■ Given problem ■
In the astronomy forum thread below, switch "Mt Stromlo" to "Mount Stromlo" and write out the passage from "When I was your" up to and including "around in imaging(?)".

Date: 4/8/07
Time: 8:18pm
Loc: Glen Innes, NSW, Australia
Cam: DSI PRO II
Scope: 8" Skywatcher (newtonian f/5)
Software: Captured in Envisage, Processed in PS CS2
Exposures: L-50x11.3secs
R, G and B all: 20x 11.3secs
Leon - I agree with you there but the horrible truth is that that is the largest possible FOV i can get with my setup, this is one of the few popular, bright objects
that i can get in one field. It isn't actually cropped.
When I was your age (in 1985) I would have been over the moon to see an image like that come out of my cold camera wnd Celestron 5 mounted on the Oddie refractor at Mt Stromlo
Here is my setup I used ahen I was 16/17 years old:
That's the Oddie at Mt Stromlo it is mounted on, unfortnately lost in the fires of 2003 The vacume for the cold camera was created using an old fridge compressor from the local tip
Ken - How times have changed since then, as a matter of fact, back then, by the looks of your picture, colour wasn't around in imaging(?)
I think you meant "Mike"..?

■ Records shown ■
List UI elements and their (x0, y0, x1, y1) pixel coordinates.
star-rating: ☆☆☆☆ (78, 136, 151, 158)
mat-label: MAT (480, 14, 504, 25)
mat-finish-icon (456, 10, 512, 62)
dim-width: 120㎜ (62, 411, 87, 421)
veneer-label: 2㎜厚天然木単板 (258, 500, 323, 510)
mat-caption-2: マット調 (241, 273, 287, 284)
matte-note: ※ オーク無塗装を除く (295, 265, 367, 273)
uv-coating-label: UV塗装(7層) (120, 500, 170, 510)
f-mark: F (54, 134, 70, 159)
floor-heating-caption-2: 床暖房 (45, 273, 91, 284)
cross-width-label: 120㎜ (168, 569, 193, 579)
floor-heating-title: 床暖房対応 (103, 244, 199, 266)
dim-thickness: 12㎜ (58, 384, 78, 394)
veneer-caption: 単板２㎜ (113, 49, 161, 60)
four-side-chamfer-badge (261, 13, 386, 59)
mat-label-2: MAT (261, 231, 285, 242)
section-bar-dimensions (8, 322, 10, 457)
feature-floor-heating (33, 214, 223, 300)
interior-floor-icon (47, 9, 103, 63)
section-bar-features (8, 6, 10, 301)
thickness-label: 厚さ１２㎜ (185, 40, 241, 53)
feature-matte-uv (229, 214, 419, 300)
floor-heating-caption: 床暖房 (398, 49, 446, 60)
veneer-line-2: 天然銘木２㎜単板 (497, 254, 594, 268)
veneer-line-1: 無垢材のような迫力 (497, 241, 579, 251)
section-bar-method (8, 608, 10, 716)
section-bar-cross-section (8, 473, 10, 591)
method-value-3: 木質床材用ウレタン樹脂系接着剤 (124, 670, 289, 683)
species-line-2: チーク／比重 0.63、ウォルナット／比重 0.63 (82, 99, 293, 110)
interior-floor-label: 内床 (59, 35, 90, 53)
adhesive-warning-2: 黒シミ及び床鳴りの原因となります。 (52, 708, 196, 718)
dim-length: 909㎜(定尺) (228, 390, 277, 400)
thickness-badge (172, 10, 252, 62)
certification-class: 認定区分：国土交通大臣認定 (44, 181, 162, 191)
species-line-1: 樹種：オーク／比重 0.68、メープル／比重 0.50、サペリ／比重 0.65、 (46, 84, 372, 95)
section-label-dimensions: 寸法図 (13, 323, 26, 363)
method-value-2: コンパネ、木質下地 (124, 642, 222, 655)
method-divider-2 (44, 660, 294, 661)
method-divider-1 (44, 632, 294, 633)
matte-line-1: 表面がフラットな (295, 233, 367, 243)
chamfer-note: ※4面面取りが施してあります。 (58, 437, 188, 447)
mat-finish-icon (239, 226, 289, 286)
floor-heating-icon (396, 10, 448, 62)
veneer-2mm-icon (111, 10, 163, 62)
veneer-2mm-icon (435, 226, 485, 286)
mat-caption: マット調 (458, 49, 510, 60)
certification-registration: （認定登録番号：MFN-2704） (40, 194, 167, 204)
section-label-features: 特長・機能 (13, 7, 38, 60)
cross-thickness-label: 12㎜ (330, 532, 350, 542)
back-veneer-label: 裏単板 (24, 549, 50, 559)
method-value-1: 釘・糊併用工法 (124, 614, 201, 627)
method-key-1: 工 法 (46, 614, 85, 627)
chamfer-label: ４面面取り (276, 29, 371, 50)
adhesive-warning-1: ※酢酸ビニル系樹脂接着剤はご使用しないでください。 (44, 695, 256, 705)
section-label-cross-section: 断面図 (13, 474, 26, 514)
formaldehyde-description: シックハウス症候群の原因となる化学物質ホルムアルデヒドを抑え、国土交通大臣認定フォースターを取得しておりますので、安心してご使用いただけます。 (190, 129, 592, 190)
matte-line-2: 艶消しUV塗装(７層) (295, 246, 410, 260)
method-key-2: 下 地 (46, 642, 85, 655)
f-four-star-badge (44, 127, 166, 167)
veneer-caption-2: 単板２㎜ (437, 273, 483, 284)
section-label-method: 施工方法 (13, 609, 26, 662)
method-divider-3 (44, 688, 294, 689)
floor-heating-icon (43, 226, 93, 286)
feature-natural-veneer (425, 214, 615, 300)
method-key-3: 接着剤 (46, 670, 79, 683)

■ Written response ■
When I was your age (in 1985) I would have been over the moon to see an image like that come out of my cold camera wnd Celestron 5 mounted on the Oddie refractor at Mount Stromlo
Here is my setup I used ahen I was 16/17 years old:
That's the Oddie at Mount Stromlo it is mounted on, unfortnately lost in the fires of 2003 The vacume for the cold camera was created using an old fridge compressor from the local tip
Ken - How times have changed since then, as a matter of fact, back then, by the looks of your picture, colour wasn't around in imaging(?)